═════ Source passage

In my last post I was talking about how I wanted to be on my own, and not to have to answer to anyone else.
Well, the universe must have heard me, because lo and behold, I was offered a room at a friend's house. I will finally be free!!
Having said that, the prospects of being away from my daughters are not pleasant, but I know I am doing the right thing, for in the long term, this will benefit them financially, as well as mentally, not having to see their parents argue all the time.
I have been harping on leaving and getting out for so long now, but up until recently, I was of a completely different mindset, always there was the filter, how would she think about it, how would she react? I felt the shift when my thought process changed, when I really began thinking solely for myself, and not for how she might think.
Sounds pretty kindergarten, not something someone my age should be just finding out, but I really never have thought solely on my own in my mind even, never consciously allowed myself to say it was ok to have my own thoughts, I have always thought of how I should think that wouldn't offend or bother one party or another.
Wow that was a mouthful, but what I mean to say is that I gave up thinking how others might think.
Now I can start to live MY life.
Congrats on you're new place. That's awesome. I'm so happy for you. I can relate to the not thinking for yourself and always thinking how the other might feel or what they think you should do. Everything I've thought or done in the last 20 years has been based on what he wanted. If I had my own opinion or thoughts on things, it was "no you're wrong." or something of that nature. But always demeaning regardless.
ReplyDeleteYou will finally have a chance to breathe and live for you. I hope all goes well. Brightest Blessings!

══════════
═════ Entries provided

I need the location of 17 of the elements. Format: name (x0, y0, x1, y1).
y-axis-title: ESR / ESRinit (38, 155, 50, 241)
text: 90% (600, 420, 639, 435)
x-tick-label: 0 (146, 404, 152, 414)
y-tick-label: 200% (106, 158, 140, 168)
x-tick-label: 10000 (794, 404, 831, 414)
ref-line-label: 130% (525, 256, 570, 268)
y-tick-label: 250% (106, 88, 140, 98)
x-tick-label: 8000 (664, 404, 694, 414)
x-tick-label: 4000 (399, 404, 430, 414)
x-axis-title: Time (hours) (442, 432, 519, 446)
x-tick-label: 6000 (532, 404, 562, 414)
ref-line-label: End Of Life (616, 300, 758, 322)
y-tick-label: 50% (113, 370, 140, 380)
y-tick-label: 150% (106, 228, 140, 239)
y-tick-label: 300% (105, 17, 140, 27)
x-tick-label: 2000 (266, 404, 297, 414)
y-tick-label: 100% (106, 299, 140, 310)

══════════

Exercise requirements:
Answer these questions from the source passage:
1. What was the writer offered at a friend's house?
2. In what two ways does the writer expect the move to benefit the daughters in the long term?
3. Over how many years does the commenter say everything they thought or did was based on what he wanted?
This material isn't needed for the tasks.

Written reply:
1. A room.
2. Financially and mentally.
3. 20 years.